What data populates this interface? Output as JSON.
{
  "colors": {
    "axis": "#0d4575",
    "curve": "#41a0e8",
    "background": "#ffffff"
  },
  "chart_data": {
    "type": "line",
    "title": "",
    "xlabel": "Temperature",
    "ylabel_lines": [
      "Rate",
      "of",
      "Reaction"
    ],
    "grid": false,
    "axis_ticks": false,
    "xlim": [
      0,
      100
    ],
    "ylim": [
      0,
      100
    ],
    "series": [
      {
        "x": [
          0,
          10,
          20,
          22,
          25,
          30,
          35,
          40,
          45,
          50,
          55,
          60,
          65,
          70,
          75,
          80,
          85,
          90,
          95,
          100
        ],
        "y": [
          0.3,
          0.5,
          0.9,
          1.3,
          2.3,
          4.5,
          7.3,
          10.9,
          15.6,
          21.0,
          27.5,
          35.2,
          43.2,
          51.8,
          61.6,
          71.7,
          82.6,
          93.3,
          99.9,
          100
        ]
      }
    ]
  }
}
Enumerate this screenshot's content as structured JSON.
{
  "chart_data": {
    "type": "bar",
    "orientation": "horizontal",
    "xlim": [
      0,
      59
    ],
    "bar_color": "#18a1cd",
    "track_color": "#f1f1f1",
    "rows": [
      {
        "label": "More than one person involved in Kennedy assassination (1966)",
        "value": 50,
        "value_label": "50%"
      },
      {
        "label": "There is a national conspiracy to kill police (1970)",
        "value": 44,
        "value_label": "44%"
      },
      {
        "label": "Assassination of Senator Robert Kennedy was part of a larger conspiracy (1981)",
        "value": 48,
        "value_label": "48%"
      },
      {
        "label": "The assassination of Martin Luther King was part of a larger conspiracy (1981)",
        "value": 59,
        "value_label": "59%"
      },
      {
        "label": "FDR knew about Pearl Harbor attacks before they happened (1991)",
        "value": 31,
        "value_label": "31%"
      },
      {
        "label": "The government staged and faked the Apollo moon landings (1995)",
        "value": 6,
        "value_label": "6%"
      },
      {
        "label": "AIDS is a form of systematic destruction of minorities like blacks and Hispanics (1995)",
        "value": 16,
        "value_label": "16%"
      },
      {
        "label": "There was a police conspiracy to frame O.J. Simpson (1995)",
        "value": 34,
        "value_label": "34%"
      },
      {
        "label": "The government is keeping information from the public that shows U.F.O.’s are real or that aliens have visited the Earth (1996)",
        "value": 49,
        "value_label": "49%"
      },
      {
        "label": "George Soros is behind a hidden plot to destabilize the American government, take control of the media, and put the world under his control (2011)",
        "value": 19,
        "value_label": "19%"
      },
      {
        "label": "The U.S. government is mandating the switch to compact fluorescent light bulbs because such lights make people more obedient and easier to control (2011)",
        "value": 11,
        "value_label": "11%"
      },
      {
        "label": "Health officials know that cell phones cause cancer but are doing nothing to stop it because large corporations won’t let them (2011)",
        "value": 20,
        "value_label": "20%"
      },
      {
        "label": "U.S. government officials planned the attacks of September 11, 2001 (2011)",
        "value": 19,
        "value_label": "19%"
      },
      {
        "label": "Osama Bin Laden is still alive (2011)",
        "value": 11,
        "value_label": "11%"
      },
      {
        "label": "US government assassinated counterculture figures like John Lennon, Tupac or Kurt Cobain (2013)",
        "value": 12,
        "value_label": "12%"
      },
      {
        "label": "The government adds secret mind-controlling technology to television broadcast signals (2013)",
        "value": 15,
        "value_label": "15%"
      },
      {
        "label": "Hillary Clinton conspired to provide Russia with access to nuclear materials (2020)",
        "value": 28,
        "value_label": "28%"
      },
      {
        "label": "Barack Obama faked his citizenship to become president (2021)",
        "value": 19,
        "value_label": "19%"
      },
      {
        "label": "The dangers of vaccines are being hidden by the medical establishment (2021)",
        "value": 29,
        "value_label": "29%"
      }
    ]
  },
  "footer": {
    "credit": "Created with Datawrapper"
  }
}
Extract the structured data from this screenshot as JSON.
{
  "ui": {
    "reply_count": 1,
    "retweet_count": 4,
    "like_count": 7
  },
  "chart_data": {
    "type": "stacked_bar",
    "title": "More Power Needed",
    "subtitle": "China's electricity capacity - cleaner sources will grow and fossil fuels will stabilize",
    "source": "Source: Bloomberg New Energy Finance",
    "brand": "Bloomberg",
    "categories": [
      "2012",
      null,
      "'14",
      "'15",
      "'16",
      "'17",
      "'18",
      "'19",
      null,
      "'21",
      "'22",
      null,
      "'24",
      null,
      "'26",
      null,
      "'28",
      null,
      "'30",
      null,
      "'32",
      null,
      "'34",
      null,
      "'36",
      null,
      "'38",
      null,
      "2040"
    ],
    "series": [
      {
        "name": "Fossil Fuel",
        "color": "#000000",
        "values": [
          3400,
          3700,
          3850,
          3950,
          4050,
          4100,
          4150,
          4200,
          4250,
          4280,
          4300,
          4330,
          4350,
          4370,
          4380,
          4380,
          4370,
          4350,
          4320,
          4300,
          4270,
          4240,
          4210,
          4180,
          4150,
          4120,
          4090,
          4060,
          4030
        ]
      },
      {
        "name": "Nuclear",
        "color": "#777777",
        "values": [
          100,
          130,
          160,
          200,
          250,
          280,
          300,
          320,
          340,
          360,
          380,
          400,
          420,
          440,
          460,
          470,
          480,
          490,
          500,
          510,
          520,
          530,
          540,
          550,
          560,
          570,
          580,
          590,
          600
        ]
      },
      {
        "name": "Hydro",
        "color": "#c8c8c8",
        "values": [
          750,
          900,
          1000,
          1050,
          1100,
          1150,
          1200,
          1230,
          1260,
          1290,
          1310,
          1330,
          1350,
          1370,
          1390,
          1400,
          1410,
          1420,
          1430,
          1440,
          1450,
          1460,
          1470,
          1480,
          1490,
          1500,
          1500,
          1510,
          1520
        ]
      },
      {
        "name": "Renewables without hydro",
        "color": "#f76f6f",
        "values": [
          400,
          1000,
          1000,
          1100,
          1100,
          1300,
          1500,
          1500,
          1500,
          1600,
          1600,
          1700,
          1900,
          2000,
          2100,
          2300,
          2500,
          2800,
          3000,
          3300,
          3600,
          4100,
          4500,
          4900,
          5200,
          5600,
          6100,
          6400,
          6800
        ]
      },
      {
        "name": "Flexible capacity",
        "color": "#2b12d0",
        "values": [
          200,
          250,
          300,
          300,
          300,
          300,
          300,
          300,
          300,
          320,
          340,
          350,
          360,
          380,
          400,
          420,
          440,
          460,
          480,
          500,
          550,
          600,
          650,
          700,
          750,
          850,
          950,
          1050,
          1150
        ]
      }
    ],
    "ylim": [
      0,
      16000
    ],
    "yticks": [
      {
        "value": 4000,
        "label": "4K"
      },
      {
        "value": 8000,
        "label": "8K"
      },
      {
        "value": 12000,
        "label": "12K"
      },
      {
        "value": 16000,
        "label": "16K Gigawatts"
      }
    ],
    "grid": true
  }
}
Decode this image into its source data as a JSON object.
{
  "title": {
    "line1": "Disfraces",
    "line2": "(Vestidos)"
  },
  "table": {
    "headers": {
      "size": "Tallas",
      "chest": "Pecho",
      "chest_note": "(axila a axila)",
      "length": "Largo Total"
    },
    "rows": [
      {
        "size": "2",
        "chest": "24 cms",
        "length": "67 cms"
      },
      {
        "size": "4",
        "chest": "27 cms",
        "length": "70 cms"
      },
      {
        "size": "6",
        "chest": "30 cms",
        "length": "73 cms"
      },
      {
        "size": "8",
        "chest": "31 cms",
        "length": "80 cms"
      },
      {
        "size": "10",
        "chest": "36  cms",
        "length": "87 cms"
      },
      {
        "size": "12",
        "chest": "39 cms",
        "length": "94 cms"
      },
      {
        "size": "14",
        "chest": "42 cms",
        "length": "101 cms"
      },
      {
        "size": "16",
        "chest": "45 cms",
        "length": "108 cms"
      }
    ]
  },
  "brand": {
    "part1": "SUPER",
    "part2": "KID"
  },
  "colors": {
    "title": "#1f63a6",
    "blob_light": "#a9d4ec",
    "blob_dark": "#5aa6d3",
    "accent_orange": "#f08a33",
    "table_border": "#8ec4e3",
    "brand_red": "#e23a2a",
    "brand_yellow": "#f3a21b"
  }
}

^^^^

Given instruction
Lines containing the string "that" are to be selected and copied.

Response to the task
        "label": "The government is keeping information from the public that shows U.F.O.’s are real or that aliens have visited the Earth (1996)",
        "label": "Health officials know that cell phones cause cancer but are doing nothing to stop it because large corporations won’t let them (2011)",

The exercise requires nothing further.